━━━━━ Data provided

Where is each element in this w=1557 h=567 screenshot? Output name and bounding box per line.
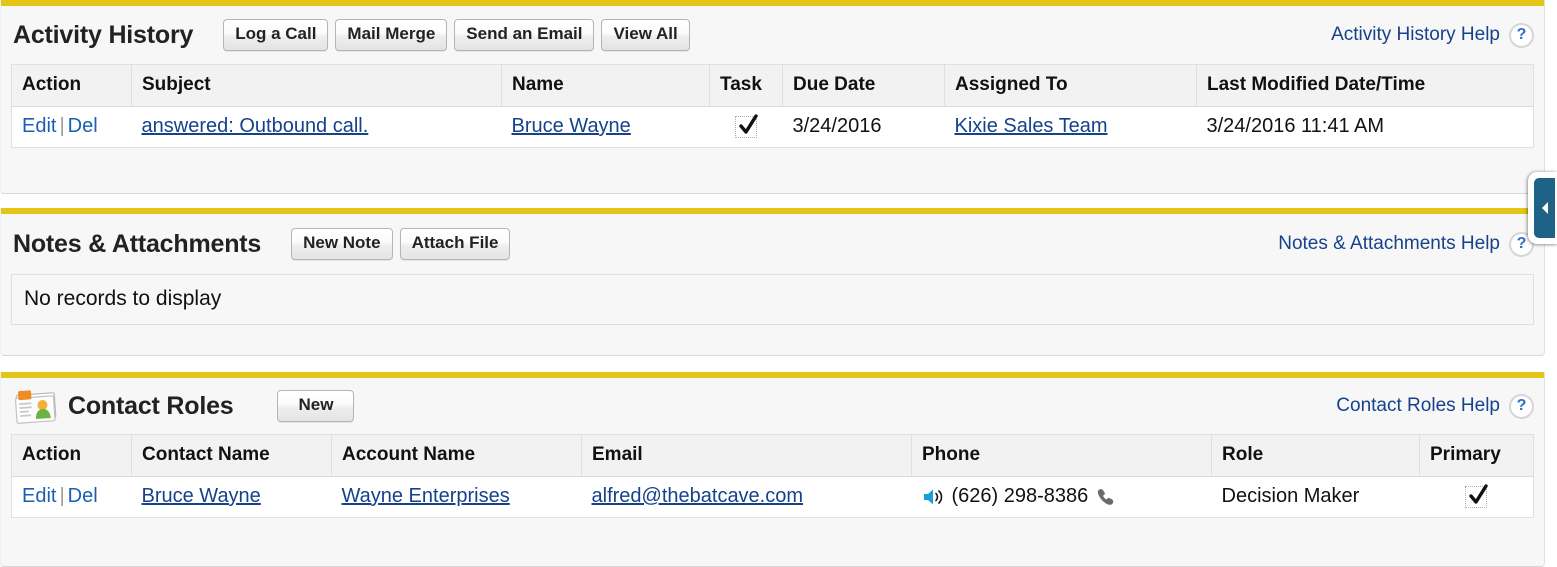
cell-contact-name: Bruce Wayne [131,476,332,518]
telephone-handset-icon[interactable] [1095,487,1117,507]
send-an-email-button[interactable]: Send an Email [454,19,595,51]
click-to-call-icon[interactable] [922,486,945,508]
column-header-role: Role [1211,434,1420,477]
edit-link[interactable]: Edit [22,115,56,137]
action-separator: | [59,485,65,507]
log-a-call-button[interactable]: Log a Call [223,19,329,51]
related-list-activity-history: Activity History Log a Call Mail Merge S… [0,0,1545,194]
section-header-roles: Contact Roles New Contact Roles Help ? [1,378,1544,434]
attach-file-button[interactable]: Attach File [399,228,511,260]
page-root: Activity History Log a Call Mail Merge S… [0,0,1557,567]
column-header-subject: Subject [131,64,502,107]
column-header-action: Action [11,434,132,477]
section-header-activity: Activity History Log a Call Mail Merge S… [1,6,1544,64]
question-mark-icon[interactable]: ? [1509,393,1534,419]
empty-state-message: No records to display [11,274,1534,325]
question-mark-icon[interactable]: ? [1509,22,1534,48]
column-header-name: Name [501,64,710,107]
cell-action: Edit | Del [11,106,132,148]
table-row: Edit | Del Bruce Wayne Wayne Enterprises a… [11,476,1534,518]
contact-roles-table: Action Contact Name Account Name Email P… [11,434,1534,518]
contact-name-link[interactable]: Bruce Wayne [142,485,261,507]
section-help-notes: Notes & Attachments Help ? [1278,231,1534,257]
delete-link[interactable]: Del [68,485,98,507]
cell-role: Decision Maker [1211,476,1420,518]
section-actions-activity: Log a Call Mail Merge Send an Email View… [223,19,690,51]
related-list-notes-attachments: Notes & Attachments New Note Attach File… [0,208,1545,356]
section-title-notes: Notes & Attachments [13,229,262,258]
column-header-contact-name: Contact Name [131,434,332,477]
email-link[interactable]: alfred@thebatcave.com [592,485,804,507]
table-row: Edit | Del answered: Outbound call. Bruce … [11,106,1534,148]
new-note-button[interactable]: New Note [291,228,393,260]
cell-assigned-to: Kixie Sales Team [944,106,1197,148]
section-header-notes: Notes & Attachments New Note Attach File… [1,214,1544,274]
cell-email: alfred@thebatcave.com [581,476,912,518]
view-all-button[interactable]: View All [601,19,690,51]
section-body-roles: Action Contact Name Account Name Email P… [1,434,1544,529]
mail-merge-button[interactable]: Mail Merge [335,19,448,51]
action-separator: | [59,115,65,137]
related-list-contact-roles: Contact Roles New Contact Roles Help ? A… [0,372,1545,567]
cell-subject: answered: Outbound call. [131,106,502,148]
new-contact-role-button[interactable]: New [277,390,355,422]
column-header-account-name: Account Name [331,434,582,477]
cell-name: Bruce Wayne [501,106,710,148]
primary-checked-icon [1465,484,1488,508]
edit-link[interactable]: Edit [22,485,56,507]
contact-roles-help-link[interactable]: Contact Roles Help [1336,395,1500,417]
table-header-row: Action Contact Name Account Name Email P… [11,434,1534,477]
assigned-to-link[interactable]: Kixie Sales Team [955,115,1108,137]
column-header-due-date: Due Date [782,64,945,107]
chevron-left-icon [1534,178,1555,238]
task-checked-icon [735,114,758,138]
contact-name-link[interactable]: Bruce Wayne [512,115,631,137]
activity-history-table: Action Subject Name Task Due Date Assign… [11,64,1534,148]
section-title-roles: Contact Roles [68,391,234,420]
phone-number: (626) 298-8386 [951,485,1089,507]
section-body-activity: Action Subject Name Task Due Date Assign… [1,64,1544,159]
column-header-phone: Phone [911,434,1212,477]
column-header-email: Email [581,434,912,477]
cell-account-name: Wayne Enterprises [331,476,582,518]
column-header-last-modified: Last Modified Date/Time [1196,64,1534,107]
notes-attachments-help-link[interactable]: Notes & Attachments Help [1278,233,1500,255]
section-help-activity: Activity History Help ? [1331,22,1534,48]
cell-phone: (626) 298-8386 [911,476,1212,518]
column-header-task: Task [709,64,783,107]
activity-history-help-link[interactable]: Activity History Help [1331,24,1500,46]
section-actions-notes: New Note Attach File [291,228,511,260]
cell-action: Edit | Del [11,476,132,518]
sidebar-expand-tab[interactable] [1528,172,1557,244]
section-help-roles: Contact Roles Help ? [1336,393,1534,419]
column-header-action: Action [11,64,132,107]
section-actions-roles: New [277,390,355,422]
cell-primary [1419,476,1534,518]
subject-link[interactable]: answered: Outbound call. [142,115,369,137]
contact-card-icon [13,386,59,426]
delete-link[interactable]: Del [68,115,98,137]
section-title-activity: Activity History [13,20,194,49]
cell-last-modified: 3/24/2016 11:41 AM [1196,106,1534,148]
account-name-link[interactable]: Wayne Enterprises [342,485,510,507]
cell-due-date: 3/24/2016 [782,106,945,148]
column-header-assigned-to: Assigned To [944,64,1197,107]
section-body-notes: No records to display [1,274,1544,336]
cell-task [709,106,783,148]
table-header-row: Action Subject Name Task Due Date Assign… [11,64,1534,107]
column-header-primary: Primary [1419,434,1534,477]
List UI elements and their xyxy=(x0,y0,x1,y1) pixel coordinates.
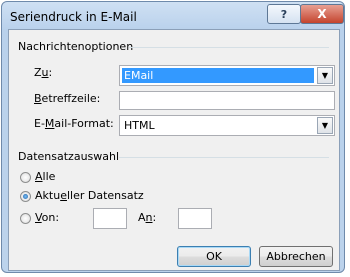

━━━━━━━━━━

▶ **What to produce**
Render every line of the records above as a numbered list, leaving out blank lines and the pictures.

▶ **Completed exercise**
1. Where is each element in this w=1557 h=567 screenshot? Output name and bounding box per line.
2. cell-contact-name: Bruce Wayne [131,476,332,518]
3. telephone-handset-icon[interactable] [1095,487,1117,507]
4. send-an-email-button[interactable]: Send an Email [454,19,595,51]
5. click-to-call-icon[interactable] [922,486,945,508]
6. column-header-role: Role [1211,434,1420,477]
7. edit-link[interactable]: Edit [22,115,56,137]
8. action-separator: | [59,485,65,507]
9. log-a-call-button[interactable]: Log a Call [223,19,329,51]
10. related-list-activity-history: Activity History Log a Call Mail Merge S… [0,0,1545,194]
11. section-header-roles: Contact Roles New Contact Roles Help ? [1,378,1544,434]
12. attach-file-button[interactable]: Attach File [399,228,511,260]
13. page-root: Activity History Log a Call Mail Merge S… [0,0,1557,567]
14. column-header-subject: Subject [131,64,502,107]
15. column-header-action: Action [11,434,132,477]
16. section-header-activity: Activity History Log a Call Mail Merge S… [1,6,1544,64]
17. question-mark-icon[interactable]: ? [1509,393,1534,419]
18. empty-state-message: No records to display [11,274,1534,325]
19. question-mark-icon[interactable]: ? [1509,22,1534,48]
20. column-header-name: Name [501,64,710,107]
21. cell-action: Edit | Del [11,106,132,148]
22. table-row: Edit | Del Bruce Wayne Wayne Enterprises a… [11,476,1534,518]
23. contact-roles-table: Action Contact Name Account Name Email P… [11,434,1534,518]
24. contact-name-link[interactable]: Bruce Wayne [142,485,261,507]
25. section-help-notes: Notes & Attachments Help ? [1278,231,1534,257]
26. delete-link[interactable]: Del [68,485,98,507]
27. cell-role: Decision Maker [1211,476,1420,518]
28. section-actions-activity: Log a Call Mail Merge Send an Email View… [223,19,690,51]
29. related-list-notes-attachments: Notes & Attachments New Note Attach File… [0,208,1545,356]
30. section-title-notes: Notes & Attachments [13,229,262,258]
31. column-header-contact-name: Contact Name [131,434,332,477]
32. email-link[interactable]: alfred@thebatcave.com [592,485,804,507]
33. table-row: Edit | Del answered: Outbound call. Bruce … [11,106,1534,148]
34. new-note-button[interactable]: New Note [291,228,393,260]
35. cell-assigned-to: Kixie Sales Team [944,106,1197,148]
36. section-header-notes: Notes & Attachments New Note Attach File… [1,214,1544,274]
37. cell-email: alfred@thebatcave.com [581,476,912,518]
38. view-all-button[interactable]: View All [601,19,690,51]
39. section-body-roles: Action Contact Name Account Name Email P… [1,434,1544,529]
40. mail-merge-button[interactable]: Mail Merge [335,19,448,51]
41. action-separator: | [59,115,65,137]
42. related-list-contact-roles: Contact Roles New Contact Roles Help ? A… [0,372,1545,567]
43. cell-subject: answered: Outbound call. [131,106,502,148]
44. new-contact-role-button[interactable]: New [277,390,355,422]
45. column-header-account-name: Account Name [331,434,582,477]
46. cell-name: Bruce Wayne [501,106,710,148]
47. primary-checked-icon [1465,484,1488,508]
48. edit-link[interactable]: Edit [22,485,56,507]
49. contact-roles-help-link[interactable]: Contact Roles Help [1336,395,1500,417]
50. table-header-row: Action Contact Name Account Name Email P… [11,434,1534,477]
51. assigned-to-link[interactable]: Kixie Sales Team [955,115,1108,137]
52. column-header-due-date: Due Date [782,64,945,107]
53. chevron-left-icon [1534,178,1555,238]
54. task-checked-icon [735,114,758,138]
55. contact-name-link[interactable]: Bruce Wayne [512,115,631,137]
56. activity-history-table: Action Subject Name Task Due Date Assign… [11,64,1534,148]
57. section-title-roles: Contact Roles [68,391,234,420]
58. phone-number: (626) 298-8386 [951,485,1089,507]
59. section-body-activity: Action Subject Name Task Due Date Assign… [1,64,1544,159]
60. column-header-phone: Phone [911,434,1212,477]
61. column-header-email: Email [581,434,912,477]
62. cell-account-name: Wayne Enterprises [331,476,582,518]
63. column-header-last-modified: Last Modified Date/Time [1196,64,1534,107]
64. notes-attachments-help-link[interactable]: Notes & Attachments Help [1278,233,1500,255]
65. section-help-activity: Activity History Help ? [1331,22,1534,48]
66. cell-phone: (626) 298-8386 [911,476,1212,518]
67. column-header-task: Task [709,64,783,107]
68. activity-history-help-link[interactable]: Activity History Help [1331,24,1500,46]
69. section-actions-notes: New Note Attach File [291,228,511,260]
70. cell-action: Edit | Del [11,476,132,518]
71. sidebar-expand-tab[interactable] [1528,172,1557,244]
72. section-help-roles: Contact Roles Help ? [1336,393,1534,419]
73. column-header-action: Action [11,64,132,107]
74. section-actions-roles: New [277,390,355,422]
75. cell-primary [1419,476,1534,518]
76. subject-link[interactable]: answered: Outbound call. [142,115,369,137]
77. contact-card-icon [13,386,59,426]
78. delete-link[interactable]: Del [68,115,98,137]
79. section-title-activity: Activity History [13,20,194,49]
80. cell-last-modified: 3/24/2016 11:41 AM [1196,106,1534,148]
81. account-name-link[interactable]: Wayne Enterprises [342,485,510,507]
82. cell-due-date: 3/24/2016 [782,106,945,148]
83. column-header-assigned-to: Assigned To [944,64,1197,107]
84. section-body-notes: No records to display [1,274,1544,336]
85. cell-task [709,106,783,148]
86. table-header-row: Action Subject Name Task Due Date Assign… [11,64,1534,107]
87. column-header-primary: Primary [1419,434,1534,477]
88. List UI elements and their xyxy=(x0,y0,x1,y1) pixel coordinates.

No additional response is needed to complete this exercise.